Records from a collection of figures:
::::
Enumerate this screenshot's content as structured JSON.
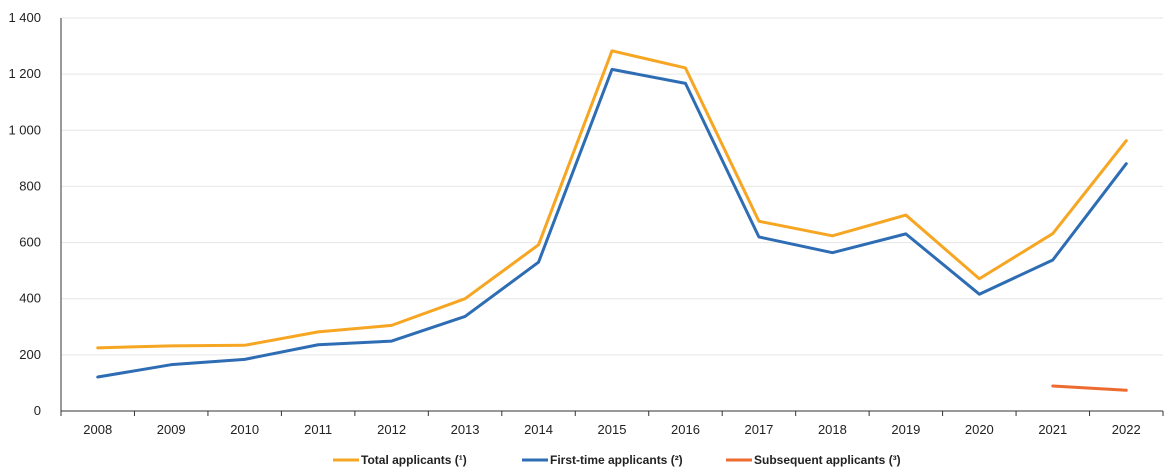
{
  "chart_data": {
    "type": "line",
    "title": "",
    "xlabel": "",
    "ylabel": "",
    "ylim": [
      0,
      1400
    ],
    "yticks": [
      0,
      200,
      400,
      600,
      800,
      1000,
      1200,
      1400
    ],
    "ytick_labels": [
      "0",
      "200",
      "400",
      "600",
      "800",
      "1 000",
      "1 200",
      "1 400"
    ],
    "categories": [
      "2008",
      "2009",
      "2010",
      "2011",
      "2012",
      "2013",
      "2014",
      "2015",
      "2016",
      "2017",
      "2018",
      "2019",
      "2020",
      "2021",
      "2022"
    ],
    "grid": "horizontal",
    "legend_position": "bottom-center",
    "series": [
      {
        "name": "Total applicants (¹)",
        "color": "#f6a623",
        "values": [
          225,
          232,
          234,
          282,
          305,
          400,
          592,
          1283,
          1222,
          676,
          624,
          698,
          471,
          632,
          963
        ]
      },
      {
        "name": "First-time applicants (²)",
        "color": "#2e6db4",
        "values": [
          121,
          165,
          184,
          236,
          249,
          337,
          530,
          1217,
          1167,
          620,
          564,
          631,
          416,
          538,
          881
        ]
      },
      {
        "name": "Subsequent applicants (³)",
        "color": "#ee6b2f",
        "values": [
          null,
          null,
          null,
          null,
          null,
          null,
          null,
          null,
          null,
          null,
          null,
          null,
          null,
          89,
          74
        ]
      }
    ]
  }
}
::::
Are you able to set down all the lines above exactly, without any pictures?

Enumerate this screenshot's content as structured JSON.
{
  "chart_data": {
    "type": "line",
    "title": "",
    "xlabel": "",
    "ylabel": "",
    "ylim": [
      0,
      1400
    ],
    "yticks": [
      0,
      200,
      400,
      600,
      800,
      1000,
      1200,
      1400
    ],
    "ytick_labels": [
      "0",
      "200",
      "400",
      "600",
      "800",
      "1 000",
      "1 200",
      "1 400"
    ],
    "categories": [
      "2008",
      "2009",
      "2010",
      "2011",
      "2012",
      "2013",
      "2014",
      "2015",
      "2016",
      "2017",
      "2018",
      "2019",
      "2020",
      "2021",
      "2022"
    ],
    "grid": "horizontal",
    "legend_position": "bottom-center",
    "series": [
      {
        "name": "Total applicants (¹)",
        "color": "#f6a623",
        "values": [
          225,
          232,
          234,
          282,
          305,
          400,
          592,
          1283,
          1222,
          676,
          624,
          698,
          471,
          632,
          963
        ]
      },
      {
        "name": "First-time applicants (²)",
        "color": "#2e6db4",
        "values": [
          121,
          165,
          184,
          236,
          249,
          337,
          530,
          1217,
          1167,
          620,
          564,
          631,
          416,
          538,
          881
        ]
      },
      {
        "name": "Subsequent applicants (³)",
        "color": "#ee6b2f",
        "values": [
          null,
          null,
          null,
          null,
          null,
          null,
          null,
          null,
          null,
          null,
          null,
          null,
          null,
          89,
          74
        ]
      }
    ]
  }
}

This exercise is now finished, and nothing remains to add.